Each record below should be output verbatim, without pictures.

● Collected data

— Begin —

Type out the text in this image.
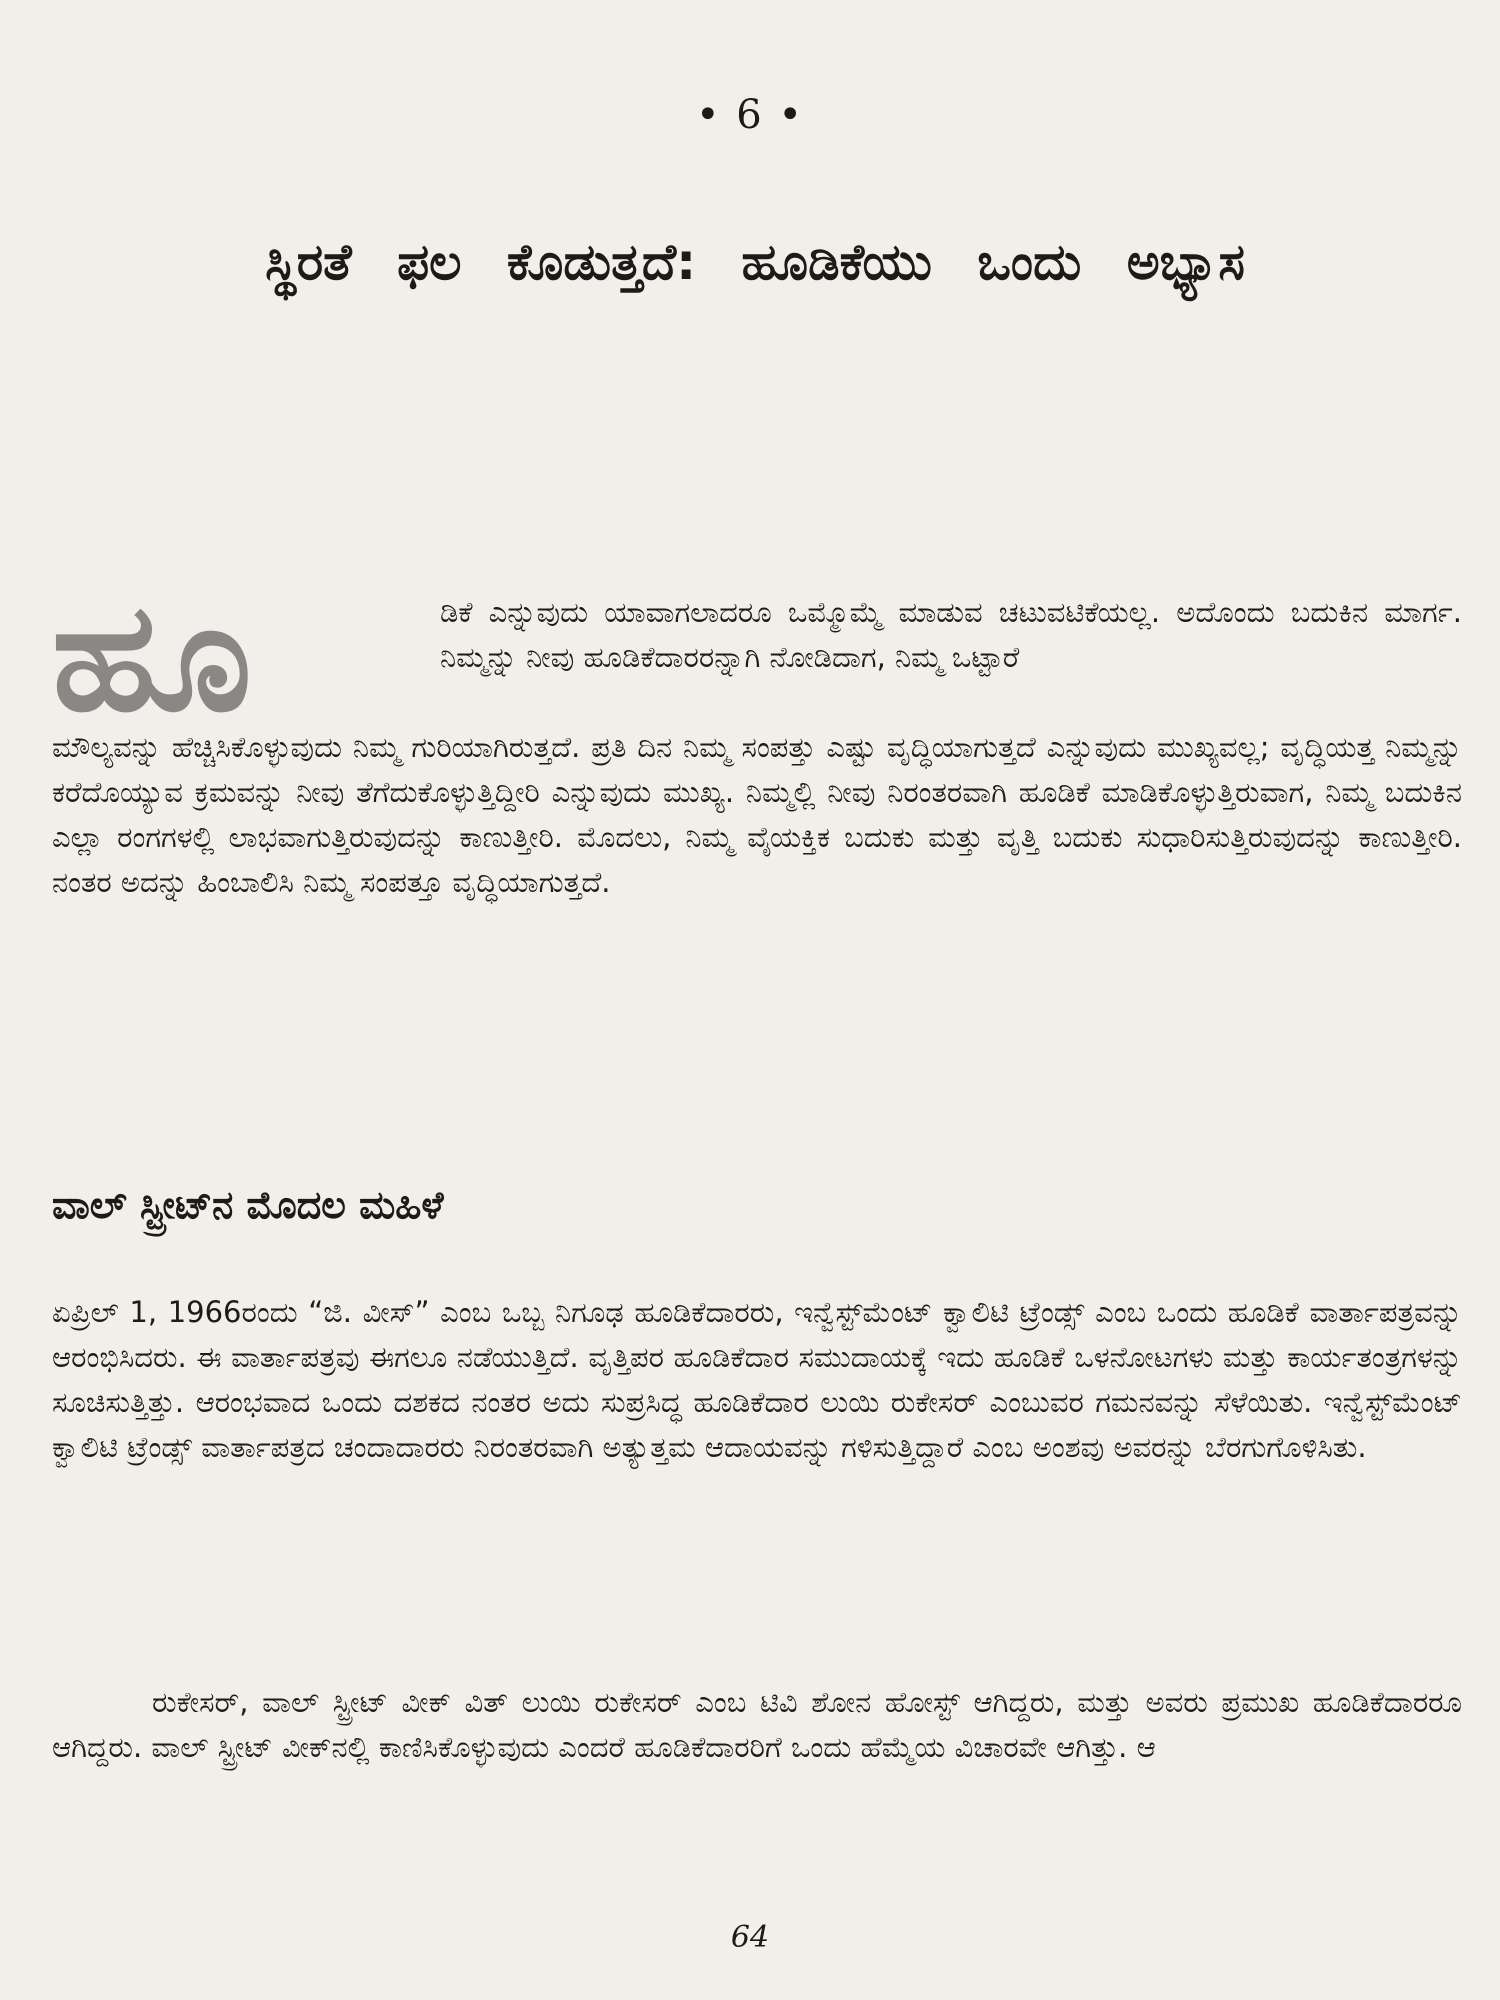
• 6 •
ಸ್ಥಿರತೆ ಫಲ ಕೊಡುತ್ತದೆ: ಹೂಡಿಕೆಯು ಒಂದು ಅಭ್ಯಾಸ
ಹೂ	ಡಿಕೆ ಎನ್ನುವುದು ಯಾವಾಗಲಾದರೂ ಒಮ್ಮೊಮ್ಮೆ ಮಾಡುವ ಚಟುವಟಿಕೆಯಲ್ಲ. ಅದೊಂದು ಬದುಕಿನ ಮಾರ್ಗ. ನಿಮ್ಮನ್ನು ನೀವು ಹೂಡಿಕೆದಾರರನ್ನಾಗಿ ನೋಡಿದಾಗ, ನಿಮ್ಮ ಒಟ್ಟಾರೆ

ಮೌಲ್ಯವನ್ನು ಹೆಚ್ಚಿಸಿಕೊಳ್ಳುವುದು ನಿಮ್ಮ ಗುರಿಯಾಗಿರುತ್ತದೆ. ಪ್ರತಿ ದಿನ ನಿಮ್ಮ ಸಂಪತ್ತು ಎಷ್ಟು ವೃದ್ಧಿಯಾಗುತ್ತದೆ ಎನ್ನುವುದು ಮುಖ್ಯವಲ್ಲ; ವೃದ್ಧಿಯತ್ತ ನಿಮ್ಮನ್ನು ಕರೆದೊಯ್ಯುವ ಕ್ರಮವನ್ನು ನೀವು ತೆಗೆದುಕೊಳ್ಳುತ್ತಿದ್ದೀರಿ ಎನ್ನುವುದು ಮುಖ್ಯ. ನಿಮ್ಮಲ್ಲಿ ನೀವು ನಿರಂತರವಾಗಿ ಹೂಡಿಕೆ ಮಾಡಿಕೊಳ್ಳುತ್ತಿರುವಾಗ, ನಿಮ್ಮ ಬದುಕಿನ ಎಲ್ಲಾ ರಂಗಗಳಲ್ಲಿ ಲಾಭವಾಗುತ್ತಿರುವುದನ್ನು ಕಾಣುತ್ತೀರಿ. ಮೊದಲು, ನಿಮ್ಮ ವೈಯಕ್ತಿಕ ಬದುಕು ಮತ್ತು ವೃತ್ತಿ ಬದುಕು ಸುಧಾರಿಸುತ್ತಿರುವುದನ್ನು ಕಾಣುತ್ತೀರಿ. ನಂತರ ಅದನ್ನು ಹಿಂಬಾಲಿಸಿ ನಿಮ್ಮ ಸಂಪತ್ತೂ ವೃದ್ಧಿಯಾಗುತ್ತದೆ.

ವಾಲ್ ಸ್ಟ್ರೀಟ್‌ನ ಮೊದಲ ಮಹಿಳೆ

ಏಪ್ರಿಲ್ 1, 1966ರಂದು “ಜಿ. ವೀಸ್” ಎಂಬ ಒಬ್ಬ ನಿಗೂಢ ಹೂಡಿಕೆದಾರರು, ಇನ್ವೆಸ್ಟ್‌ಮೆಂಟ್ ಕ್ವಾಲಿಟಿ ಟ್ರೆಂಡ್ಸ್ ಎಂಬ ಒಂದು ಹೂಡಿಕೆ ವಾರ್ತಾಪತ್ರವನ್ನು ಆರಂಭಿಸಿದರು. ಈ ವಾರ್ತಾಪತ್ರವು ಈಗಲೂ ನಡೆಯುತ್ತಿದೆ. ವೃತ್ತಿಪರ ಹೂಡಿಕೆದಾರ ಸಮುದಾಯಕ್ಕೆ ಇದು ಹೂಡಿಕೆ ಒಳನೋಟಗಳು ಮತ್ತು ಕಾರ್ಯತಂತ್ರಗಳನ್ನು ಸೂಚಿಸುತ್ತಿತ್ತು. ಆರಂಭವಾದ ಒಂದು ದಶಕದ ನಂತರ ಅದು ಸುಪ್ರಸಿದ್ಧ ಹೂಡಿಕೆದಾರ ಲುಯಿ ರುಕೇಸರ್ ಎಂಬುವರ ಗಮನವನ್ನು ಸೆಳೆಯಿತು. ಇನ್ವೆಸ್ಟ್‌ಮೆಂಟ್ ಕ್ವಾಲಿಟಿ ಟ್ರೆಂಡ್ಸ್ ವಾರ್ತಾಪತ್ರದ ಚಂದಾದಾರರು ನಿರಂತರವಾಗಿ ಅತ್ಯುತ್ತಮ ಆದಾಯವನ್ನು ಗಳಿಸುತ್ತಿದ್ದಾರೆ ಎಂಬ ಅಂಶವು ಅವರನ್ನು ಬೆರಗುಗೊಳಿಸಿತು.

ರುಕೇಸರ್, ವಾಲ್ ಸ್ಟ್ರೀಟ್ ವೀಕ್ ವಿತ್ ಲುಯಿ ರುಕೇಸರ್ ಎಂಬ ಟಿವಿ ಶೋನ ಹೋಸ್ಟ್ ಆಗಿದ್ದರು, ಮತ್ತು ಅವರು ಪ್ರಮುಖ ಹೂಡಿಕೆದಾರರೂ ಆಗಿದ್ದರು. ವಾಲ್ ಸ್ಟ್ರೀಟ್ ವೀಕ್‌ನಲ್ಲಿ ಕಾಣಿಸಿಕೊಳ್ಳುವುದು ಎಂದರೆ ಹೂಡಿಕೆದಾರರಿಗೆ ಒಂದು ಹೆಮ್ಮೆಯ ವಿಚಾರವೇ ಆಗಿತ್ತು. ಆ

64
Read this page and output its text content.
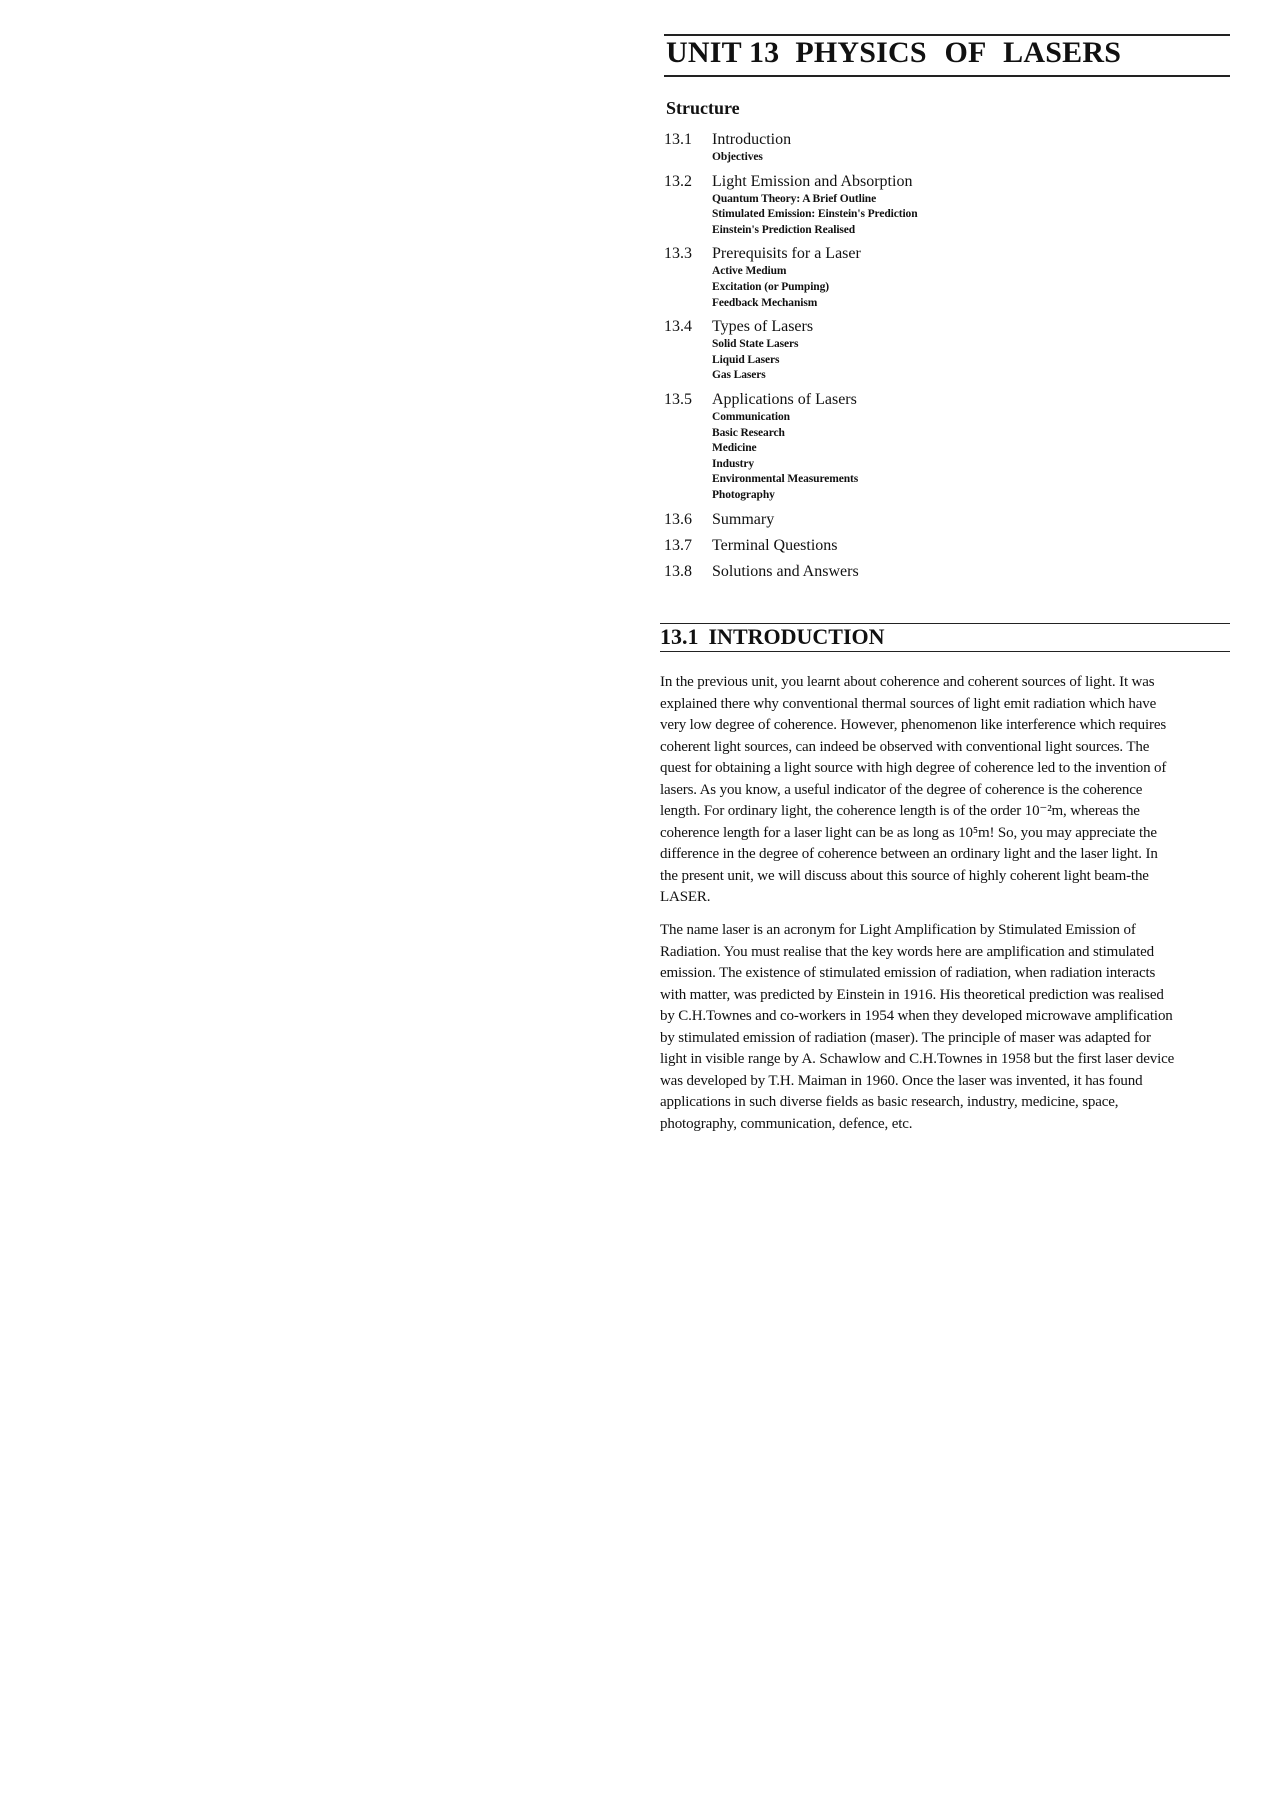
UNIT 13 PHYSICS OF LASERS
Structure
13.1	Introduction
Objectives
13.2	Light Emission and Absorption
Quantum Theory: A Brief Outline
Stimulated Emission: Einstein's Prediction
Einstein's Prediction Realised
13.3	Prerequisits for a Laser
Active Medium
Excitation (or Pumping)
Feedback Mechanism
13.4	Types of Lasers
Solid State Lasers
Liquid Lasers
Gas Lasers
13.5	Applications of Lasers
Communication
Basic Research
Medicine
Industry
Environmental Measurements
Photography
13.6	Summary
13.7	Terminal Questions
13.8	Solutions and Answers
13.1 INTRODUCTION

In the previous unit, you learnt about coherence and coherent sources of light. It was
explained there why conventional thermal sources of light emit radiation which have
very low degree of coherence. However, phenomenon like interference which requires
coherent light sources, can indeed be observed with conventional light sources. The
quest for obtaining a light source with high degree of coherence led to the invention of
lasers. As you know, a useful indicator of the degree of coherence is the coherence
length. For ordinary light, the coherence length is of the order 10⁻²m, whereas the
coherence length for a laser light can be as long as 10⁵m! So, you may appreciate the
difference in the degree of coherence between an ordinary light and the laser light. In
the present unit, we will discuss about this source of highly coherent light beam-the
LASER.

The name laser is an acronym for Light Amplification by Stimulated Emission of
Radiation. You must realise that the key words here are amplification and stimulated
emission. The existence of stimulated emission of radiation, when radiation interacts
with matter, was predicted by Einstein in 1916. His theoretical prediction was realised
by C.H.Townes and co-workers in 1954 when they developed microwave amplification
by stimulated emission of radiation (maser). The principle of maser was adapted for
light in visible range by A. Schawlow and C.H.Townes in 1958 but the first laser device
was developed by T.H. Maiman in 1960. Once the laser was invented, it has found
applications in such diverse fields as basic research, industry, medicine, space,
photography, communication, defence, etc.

— End —

● EXPECTED ANSWER
Type out the text in this image.
• 6 •
ಸ್ಥಿರತೆ ಫಲ ಕೊಡುತ್ತದೆ: ಹೂಡಿಕೆಯು ಒಂದು ಅಭ್ಯಾಸ
ಹೂ	ಡಿಕೆ ಎನ್ನುವುದು ಯಾವಾಗಲಾದರೂ ಒಮ್ಮೊಮ್ಮೆ ಮಾಡುವ ಚಟುವಟಿಕೆಯಲ್ಲ. ಅದೊಂದು ಬದುಕಿನ ಮಾರ್ಗ. ನಿಮ್ಮನ್ನು ನೀವು ಹೂಡಿಕೆದಾರರನ್ನಾಗಿ ನೋಡಿದಾಗ, ನಿಮ್ಮ ಒಟ್ಟಾರೆ

ಮೌಲ್ಯವನ್ನು ಹೆಚ್ಚಿಸಿಕೊಳ್ಳುವುದು ನಿಮ್ಮ ಗುರಿಯಾಗಿರುತ್ತದೆ. ಪ್ರತಿ ದಿನ ನಿಮ್ಮ ಸಂಪತ್ತು ಎಷ್ಟು ವೃದ್ಧಿಯಾಗುತ್ತದೆ ಎನ್ನುವುದು ಮುಖ್ಯವಲ್ಲ; ವೃದ್ಧಿಯತ್ತ ನಿಮ್ಮನ್ನು ಕರೆದೊಯ್ಯುವ ಕ್ರಮವನ್ನು ನೀವು ತೆಗೆದುಕೊಳ್ಳುತ್ತಿದ್ದೀರಿ ಎನ್ನುವುದು ಮುಖ್ಯ. ನಿಮ್ಮಲ್ಲಿ ನೀವು ನಿರಂತರವಾಗಿ ಹೂಡಿಕೆ ಮಾಡಿಕೊಳ್ಳುತ್ತಿರುವಾಗ, ನಿಮ್ಮ ಬದುಕಿನ ಎಲ್ಲಾ ರಂಗಗಳಲ್ಲಿ ಲಾಭವಾಗುತ್ತಿರುವುದನ್ನು ಕಾಣುತ್ತೀರಿ. ಮೊದಲು, ನಿಮ್ಮ ವೈಯಕ್ತಿಕ ಬದುಕು ಮತ್ತು ವೃತ್ತಿ ಬದುಕು ಸುಧಾರಿಸುತ್ತಿರುವುದನ್ನು ಕಾಣುತ್ತೀರಿ. ನಂತರ ಅದನ್ನು ಹಿಂಬಾಲಿಸಿ ನಿಮ್ಮ ಸಂಪತ್ತೂ ವೃದ್ಧಿಯಾಗುತ್ತದೆ.

ವಾಲ್ ಸ್ಟ್ರೀಟ್‌ನ ಮೊದಲ ಮಹಿಳೆ

ಏಪ್ರಿಲ್ 1, 1966ರಂದು “ಜಿ. ವೀಸ್” ಎಂಬ ಒಬ್ಬ ನಿಗೂಢ ಹೂಡಿಕೆದಾರರು, ಇನ್ವೆಸ್ಟ್‌ಮೆಂಟ್ ಕ್ವಾಲಿಟಿ ಟ್ರೆಂಡ್ಸ್ ಎಂಬ ಒಂದು ಹೂಡಿಕೆ ವಾರ್ತಾಪತ್ರವನ್ನು ಆರಂಭಿಸಿದರು. ಈ ವಾರ್ತಾಪತ್ರವು ಈಗಲೂ ನಡೆಯುತ್ತಿದೆ. ವೃತ್ತಿಪರ ಹೂಡಿಕೆದಾರ ಸಮುದಾಯಕ್ಕೆ ಇದು ಹೂಡಿಕೆ ಒಳನೋಟಗಳು ಮತ್ತು ಕಾರ್ಯತಂತ್ರಗಳನ್ನು ಸೂಚಿಸುತ್ತಿತ್ತು. ಆರಂಭವಾದ ಒಂದು ದಶಕದ ನಂತರ ಅದು ಸುಪ್ರಸಿದ್ಧ ಹೂಡಿಕೆದಾರ ಲುಯಿ ರುಕೇಸರ್ ಎಂಬುವರ ಗಮನವನ್ನು ಸೆಳೆಯಿತು. ಇನ್ವೆಸ್ಟ್‌ಮೆಂಟ್ ಕ್ವಾಲಿಟಿ ಟ್ರೆಂಡ್ಸ್ ವಾರ್ತಾಪತ್ರದ ಚಂದಾದಾರರು ನಿರಂತರವಾಗಿ ಅತ್ಯುತ್ತಮ ಆದಾಯವನ್ನು ಗಳಿಸುತ್ತಿದ್ದಾರೆ ಎಂಬ ಅಂಶವು ಅವರನ್ನು ಬೆರಗುಗೊಳಿಸಿತು.

ರುಕೇಸರ್, ವಾಲ್ ಸ್ಟ್ರೀಟ್ ವೀಕ್ ವಿತ್ ಲುಯಿ ರುಕೇಸರ್ ಎಂಬ ಟಿವಿ ಶೋನ ಹೋಸ್ಟ್ ಆಗಿದ್ದರು, ಮತ್ತು ಅವರು ಪ್ರಮುಖ ಹೂಡಿಕೆದಾರರೂ ಆಗಿದ್ದರು. ವಾಲ್ ಸ್ಟ್ರೀಟ್ ವೀಕ್‌ನಲ್ಲಿ ಕಾಣಿಸಿಕೊಳ್ಳುವುದು ಎಂದರೆ ಹೂಡಿಕೆದಾರರಿಗೆ ಒಂದು ಹೆಮ್ಮೆಯ ವಿಚಾರವೇ ಆಗಿತ್ತು. ಆ

64
Read this page and output its text content.
UNIT 13 PHYSICS OF LASERS
Structure
13.1	Introduction
Objectives
13.2	Light Emission and Absorption
Quantum Theory: A Brief Outline
Stimulated Emission: Einstein's Prediction
Einstein's Prediction Realised
13.3	Prerequisits for a Laser
Active Medium
Excitation (or Pumping)
Feedback Mechanism
13.4	Types of Lasers
Solid State Lasers
Liquid Lasers
Gas Lasers
13.5	Applications of Lasers
Communication
Basic Research
Medicine
Industry
Environmental Measurements
Photography
13.6	Summary
13.7	Terminal Questions
13.8	Solutions and Answers
13.1 INTRODUCTION

In the previous unit, you learnt about coherence and coherent sources of light. It was
explained there why conventional thermal sources of light emit radiation which have
very low degree of coherence. However, phenomenon like interference which requires
coherent light sources, can indeed be observed with conventional light sources. The
quest for obtaining a light source with high degree of coherence led to the invention of
lasers. As you know, a useful indicator of the degree of coherence is the coherence
length. For ordinary light, the coherence length is of the order 10⁻²m, whereas the
coherence length for a laser light can be as long as 10⁵m! So, you may appreciate the
difference in the degree of coherence between an ordinary light and the laser light. In
the present unit, we will discuss about this source of highly coherent light beam-the
LASER.

The name laser is an acronym for Light Amplification by Stimulated Emission of
Radiation. You must realise that the key words here are amplification and stimulated
emission. The existence of stimulated emission of radiation, when radiation interacts
with matter, was predicted by Einstein in 1916. His theoretical prediction was realised
by C.H.Townes and co-workers in 1954 when they developed microwave amplification
by stimulated emission of radiation (maser). The principle of maser was adapted for
light in visible range by A. Schawlow and C.H.Townes in 1958 but the first laser device
was developed by T.H. Maiman in 1960. Once the laser was invented, it has found
applications in such diverse fields as basic research, industry, medicine, space,
photography, communication, defence, etc.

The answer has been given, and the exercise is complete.